What is expected
Go through the listing and return every line with "title" in it.

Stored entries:
________________________

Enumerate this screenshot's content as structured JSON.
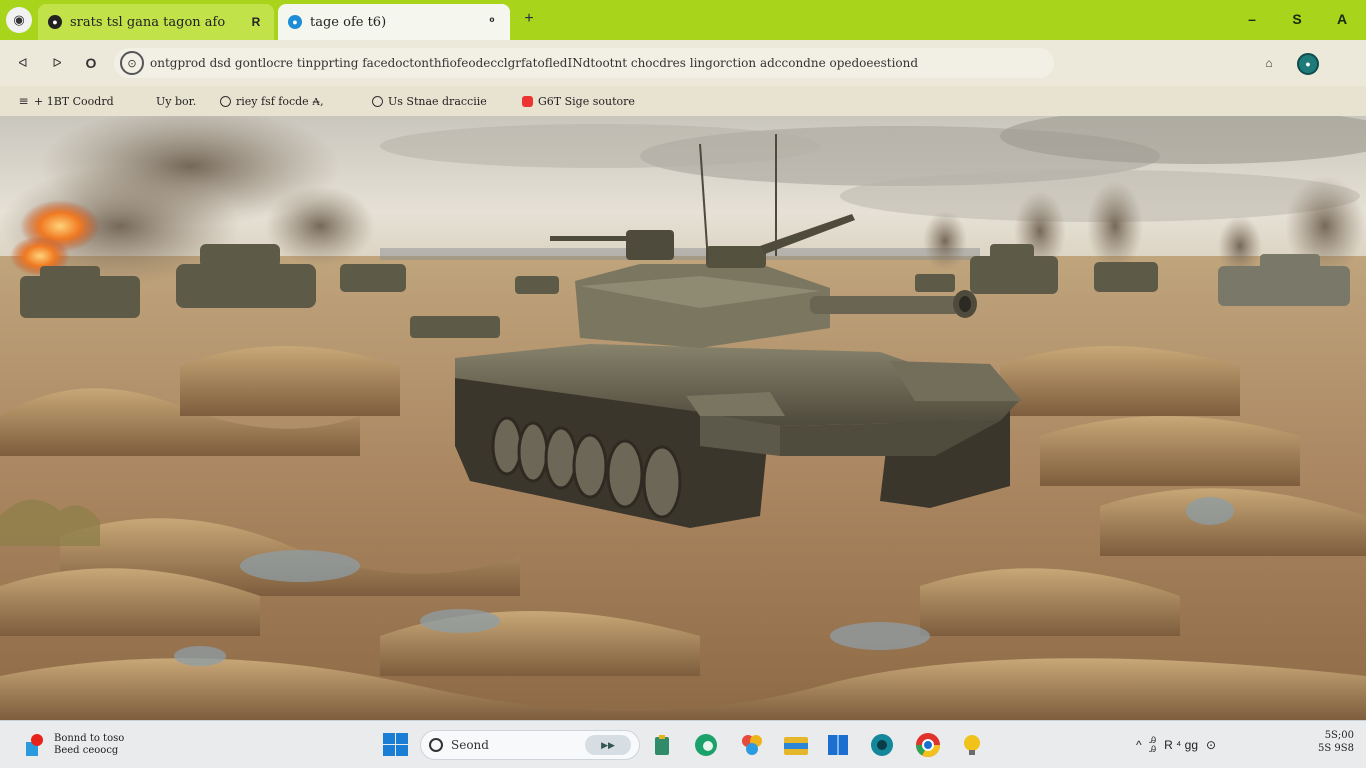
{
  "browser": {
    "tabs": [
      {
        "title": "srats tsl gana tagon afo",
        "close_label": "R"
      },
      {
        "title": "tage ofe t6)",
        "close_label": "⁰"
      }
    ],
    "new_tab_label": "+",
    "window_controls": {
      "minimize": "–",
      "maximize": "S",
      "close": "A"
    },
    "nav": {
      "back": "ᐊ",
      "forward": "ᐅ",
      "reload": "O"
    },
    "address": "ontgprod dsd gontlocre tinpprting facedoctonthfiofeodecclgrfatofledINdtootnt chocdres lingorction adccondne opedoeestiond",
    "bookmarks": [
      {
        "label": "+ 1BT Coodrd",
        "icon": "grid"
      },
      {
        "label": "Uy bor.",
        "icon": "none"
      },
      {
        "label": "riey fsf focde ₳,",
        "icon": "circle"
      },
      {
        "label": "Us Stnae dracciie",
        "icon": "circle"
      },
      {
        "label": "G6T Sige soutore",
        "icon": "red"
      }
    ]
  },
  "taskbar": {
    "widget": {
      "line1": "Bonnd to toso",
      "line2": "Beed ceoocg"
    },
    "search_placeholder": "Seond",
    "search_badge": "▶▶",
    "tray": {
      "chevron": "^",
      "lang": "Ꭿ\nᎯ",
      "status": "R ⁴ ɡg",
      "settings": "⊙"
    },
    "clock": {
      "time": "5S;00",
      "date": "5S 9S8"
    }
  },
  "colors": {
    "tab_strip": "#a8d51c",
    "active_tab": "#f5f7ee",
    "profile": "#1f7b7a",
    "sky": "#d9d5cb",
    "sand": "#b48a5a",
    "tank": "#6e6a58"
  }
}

________________________

The output
        "title": "srats tsl gana tagon afo",
        "title": "tage ofe t6)",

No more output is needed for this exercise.